Given task = Copy each line holding the string "jste".

Record set =

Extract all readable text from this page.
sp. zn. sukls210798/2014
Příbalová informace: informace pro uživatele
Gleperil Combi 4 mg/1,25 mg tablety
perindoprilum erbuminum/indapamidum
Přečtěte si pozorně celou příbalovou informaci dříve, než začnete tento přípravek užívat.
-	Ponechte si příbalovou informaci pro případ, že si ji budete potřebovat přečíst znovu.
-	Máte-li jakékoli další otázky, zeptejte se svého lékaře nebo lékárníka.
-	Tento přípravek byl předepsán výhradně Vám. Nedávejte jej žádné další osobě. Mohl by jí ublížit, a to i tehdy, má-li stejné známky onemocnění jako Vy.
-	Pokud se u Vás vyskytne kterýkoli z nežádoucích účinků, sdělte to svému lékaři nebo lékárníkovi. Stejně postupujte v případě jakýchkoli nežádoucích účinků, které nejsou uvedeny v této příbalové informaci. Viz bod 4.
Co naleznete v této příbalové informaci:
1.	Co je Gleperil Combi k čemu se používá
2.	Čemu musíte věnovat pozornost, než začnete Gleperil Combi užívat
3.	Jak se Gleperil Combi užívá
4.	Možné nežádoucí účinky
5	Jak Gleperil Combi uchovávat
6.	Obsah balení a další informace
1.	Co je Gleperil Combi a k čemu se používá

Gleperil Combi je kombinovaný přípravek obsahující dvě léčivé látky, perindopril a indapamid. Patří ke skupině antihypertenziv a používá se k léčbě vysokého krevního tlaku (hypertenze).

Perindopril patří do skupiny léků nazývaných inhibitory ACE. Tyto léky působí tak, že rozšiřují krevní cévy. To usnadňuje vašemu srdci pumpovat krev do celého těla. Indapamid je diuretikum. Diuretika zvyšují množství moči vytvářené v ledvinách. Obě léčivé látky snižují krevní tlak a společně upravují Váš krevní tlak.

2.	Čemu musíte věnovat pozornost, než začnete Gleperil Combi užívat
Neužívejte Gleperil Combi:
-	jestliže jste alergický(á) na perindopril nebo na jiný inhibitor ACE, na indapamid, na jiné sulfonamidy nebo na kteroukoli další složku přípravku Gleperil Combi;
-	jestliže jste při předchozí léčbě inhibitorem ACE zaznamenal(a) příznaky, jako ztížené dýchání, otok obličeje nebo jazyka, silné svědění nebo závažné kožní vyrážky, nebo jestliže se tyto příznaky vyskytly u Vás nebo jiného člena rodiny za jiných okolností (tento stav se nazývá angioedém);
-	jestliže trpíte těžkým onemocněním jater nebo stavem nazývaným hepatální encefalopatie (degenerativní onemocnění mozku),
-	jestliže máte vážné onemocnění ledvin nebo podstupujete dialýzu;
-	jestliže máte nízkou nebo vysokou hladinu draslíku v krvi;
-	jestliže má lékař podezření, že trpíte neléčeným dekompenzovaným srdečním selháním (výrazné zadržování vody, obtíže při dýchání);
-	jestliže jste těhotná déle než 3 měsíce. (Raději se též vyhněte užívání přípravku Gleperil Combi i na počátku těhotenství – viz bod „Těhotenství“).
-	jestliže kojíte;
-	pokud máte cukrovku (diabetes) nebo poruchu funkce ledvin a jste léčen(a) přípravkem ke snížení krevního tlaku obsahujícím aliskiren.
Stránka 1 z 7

==

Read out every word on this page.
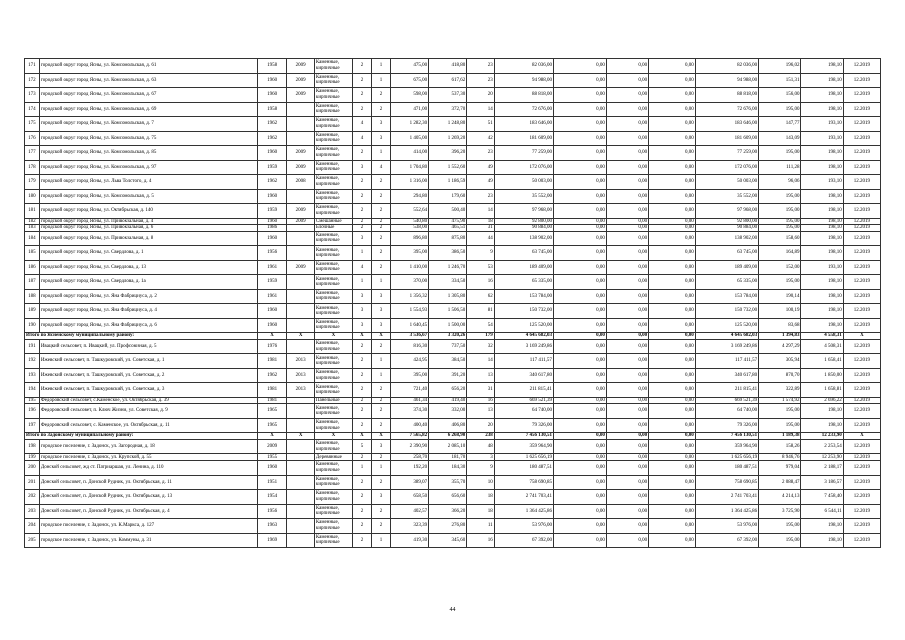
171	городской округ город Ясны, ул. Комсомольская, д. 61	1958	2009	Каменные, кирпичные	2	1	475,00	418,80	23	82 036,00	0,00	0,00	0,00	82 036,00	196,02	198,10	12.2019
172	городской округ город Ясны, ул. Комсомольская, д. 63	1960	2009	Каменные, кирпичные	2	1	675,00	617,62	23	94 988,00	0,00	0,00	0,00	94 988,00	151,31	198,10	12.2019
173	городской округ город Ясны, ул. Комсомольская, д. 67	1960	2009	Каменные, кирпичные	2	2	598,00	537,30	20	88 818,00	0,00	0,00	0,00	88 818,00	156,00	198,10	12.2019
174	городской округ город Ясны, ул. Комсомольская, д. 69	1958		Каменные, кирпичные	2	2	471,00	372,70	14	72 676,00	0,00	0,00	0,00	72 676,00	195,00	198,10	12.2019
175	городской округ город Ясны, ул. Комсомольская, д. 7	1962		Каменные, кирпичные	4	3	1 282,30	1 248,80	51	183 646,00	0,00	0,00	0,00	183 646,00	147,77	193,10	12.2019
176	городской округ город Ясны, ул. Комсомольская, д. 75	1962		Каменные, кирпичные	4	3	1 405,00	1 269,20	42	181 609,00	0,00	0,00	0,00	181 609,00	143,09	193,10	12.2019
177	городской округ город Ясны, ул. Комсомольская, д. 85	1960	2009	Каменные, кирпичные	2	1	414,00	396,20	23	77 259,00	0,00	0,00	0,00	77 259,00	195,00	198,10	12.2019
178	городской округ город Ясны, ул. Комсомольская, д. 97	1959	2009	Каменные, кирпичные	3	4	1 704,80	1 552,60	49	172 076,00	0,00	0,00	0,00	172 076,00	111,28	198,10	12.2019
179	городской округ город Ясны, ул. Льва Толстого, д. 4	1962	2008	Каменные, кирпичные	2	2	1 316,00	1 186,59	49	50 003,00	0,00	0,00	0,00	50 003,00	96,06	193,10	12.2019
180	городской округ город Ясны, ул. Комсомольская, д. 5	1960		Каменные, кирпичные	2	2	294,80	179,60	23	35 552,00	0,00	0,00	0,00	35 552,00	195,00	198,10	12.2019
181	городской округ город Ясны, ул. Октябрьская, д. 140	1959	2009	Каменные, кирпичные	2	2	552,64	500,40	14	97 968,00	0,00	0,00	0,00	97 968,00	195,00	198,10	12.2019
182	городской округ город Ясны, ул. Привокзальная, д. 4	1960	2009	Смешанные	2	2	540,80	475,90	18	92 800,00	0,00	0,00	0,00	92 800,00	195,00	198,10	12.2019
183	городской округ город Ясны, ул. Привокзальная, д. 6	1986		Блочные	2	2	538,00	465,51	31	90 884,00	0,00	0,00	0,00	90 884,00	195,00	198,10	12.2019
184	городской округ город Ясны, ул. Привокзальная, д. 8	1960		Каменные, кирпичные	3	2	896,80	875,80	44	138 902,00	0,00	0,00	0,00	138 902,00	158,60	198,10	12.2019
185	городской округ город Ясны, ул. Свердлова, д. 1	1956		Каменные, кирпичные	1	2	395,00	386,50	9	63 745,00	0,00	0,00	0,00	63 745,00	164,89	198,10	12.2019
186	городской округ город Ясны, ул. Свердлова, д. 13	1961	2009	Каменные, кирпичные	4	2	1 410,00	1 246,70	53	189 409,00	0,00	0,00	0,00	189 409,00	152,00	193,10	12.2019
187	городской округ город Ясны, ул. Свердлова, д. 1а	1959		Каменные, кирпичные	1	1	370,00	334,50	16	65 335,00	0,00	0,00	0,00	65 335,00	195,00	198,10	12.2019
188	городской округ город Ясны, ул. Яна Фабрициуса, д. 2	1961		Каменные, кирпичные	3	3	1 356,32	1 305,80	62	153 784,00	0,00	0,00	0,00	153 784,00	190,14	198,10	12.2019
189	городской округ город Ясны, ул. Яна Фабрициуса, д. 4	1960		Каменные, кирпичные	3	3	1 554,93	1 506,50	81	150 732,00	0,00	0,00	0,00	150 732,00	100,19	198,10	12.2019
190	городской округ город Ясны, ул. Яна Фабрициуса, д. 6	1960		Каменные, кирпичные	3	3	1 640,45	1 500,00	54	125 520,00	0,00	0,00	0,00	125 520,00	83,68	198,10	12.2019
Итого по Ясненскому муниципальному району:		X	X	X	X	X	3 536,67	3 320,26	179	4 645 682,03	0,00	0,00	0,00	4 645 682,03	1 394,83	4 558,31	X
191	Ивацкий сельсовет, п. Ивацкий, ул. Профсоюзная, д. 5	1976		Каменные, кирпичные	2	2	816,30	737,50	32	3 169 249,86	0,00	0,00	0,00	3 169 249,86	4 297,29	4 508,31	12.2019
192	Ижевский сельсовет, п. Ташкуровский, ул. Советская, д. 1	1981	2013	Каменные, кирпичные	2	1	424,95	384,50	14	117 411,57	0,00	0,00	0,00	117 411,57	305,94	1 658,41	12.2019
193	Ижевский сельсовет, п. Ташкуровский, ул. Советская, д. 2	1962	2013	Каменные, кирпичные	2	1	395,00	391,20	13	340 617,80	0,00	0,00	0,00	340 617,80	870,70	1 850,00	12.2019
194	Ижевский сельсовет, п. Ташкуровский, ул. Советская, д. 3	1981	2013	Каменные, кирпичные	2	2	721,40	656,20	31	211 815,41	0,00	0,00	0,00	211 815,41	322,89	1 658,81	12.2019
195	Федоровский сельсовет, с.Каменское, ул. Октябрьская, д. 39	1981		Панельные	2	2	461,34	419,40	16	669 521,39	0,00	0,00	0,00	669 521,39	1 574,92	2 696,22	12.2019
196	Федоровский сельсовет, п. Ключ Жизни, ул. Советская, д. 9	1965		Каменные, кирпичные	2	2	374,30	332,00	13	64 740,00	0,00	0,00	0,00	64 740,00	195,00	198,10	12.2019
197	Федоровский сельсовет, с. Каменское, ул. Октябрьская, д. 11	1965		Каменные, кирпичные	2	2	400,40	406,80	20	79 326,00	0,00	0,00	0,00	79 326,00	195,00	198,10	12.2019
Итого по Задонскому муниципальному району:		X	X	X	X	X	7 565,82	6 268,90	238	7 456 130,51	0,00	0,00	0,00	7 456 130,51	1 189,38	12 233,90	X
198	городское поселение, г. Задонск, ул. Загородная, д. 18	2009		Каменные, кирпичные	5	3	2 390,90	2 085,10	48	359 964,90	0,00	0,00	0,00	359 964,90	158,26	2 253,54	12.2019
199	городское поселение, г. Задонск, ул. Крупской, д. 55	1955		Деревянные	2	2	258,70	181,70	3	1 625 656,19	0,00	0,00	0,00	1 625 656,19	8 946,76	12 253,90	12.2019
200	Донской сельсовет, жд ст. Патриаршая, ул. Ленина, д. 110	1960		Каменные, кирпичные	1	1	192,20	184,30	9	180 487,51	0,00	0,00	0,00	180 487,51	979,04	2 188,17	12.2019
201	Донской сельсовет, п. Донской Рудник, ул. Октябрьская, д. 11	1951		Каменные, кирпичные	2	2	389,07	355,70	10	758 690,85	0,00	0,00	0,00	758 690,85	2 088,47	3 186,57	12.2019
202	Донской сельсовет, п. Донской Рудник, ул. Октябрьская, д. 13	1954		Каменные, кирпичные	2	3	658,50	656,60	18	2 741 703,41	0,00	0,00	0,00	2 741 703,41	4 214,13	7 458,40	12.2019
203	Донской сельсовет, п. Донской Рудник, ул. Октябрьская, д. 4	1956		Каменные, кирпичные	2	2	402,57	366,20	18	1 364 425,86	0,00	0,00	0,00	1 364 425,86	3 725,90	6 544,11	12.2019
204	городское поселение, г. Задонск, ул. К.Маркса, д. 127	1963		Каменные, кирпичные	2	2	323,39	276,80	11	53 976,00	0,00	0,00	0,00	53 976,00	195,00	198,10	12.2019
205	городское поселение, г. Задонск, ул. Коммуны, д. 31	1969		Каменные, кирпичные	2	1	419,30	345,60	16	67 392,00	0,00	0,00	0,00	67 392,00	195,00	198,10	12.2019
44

Result =
-	jestliže jste alergický(á) na perindopril nebo na jiný inhibitor ACE, na indapamid, na jiné sulfonamidy nebo na kteroukoli další složku přípravku Gleperil Combi;
-	jestliže jste při předchozí léčbě inhibitorem ACE zaznamenal(a) příznaky, jako ztížené dýchání, otok obličeje nebo jazyka, silné svědění nebo závažné kožní vyrážky, nebo jestliže se tyto příznaky vyskytly u Vás nebo jiného člena rodiny za jiných okolností (tento stav se nazývá angioedém);
-	jestliže jste těhotná déle než 3 měsíce. (Raději se též vyhněte užívání přípravku Gleperil Combi i na počátku těhotenství – viz bod „Těhotenství“).
-	pokud máte cukrovku (diabetes) nebo poruchu funkce ledvin a jste léčen(a) přípravkem ke snížení krevního tlaku obsahujícím aliskiren.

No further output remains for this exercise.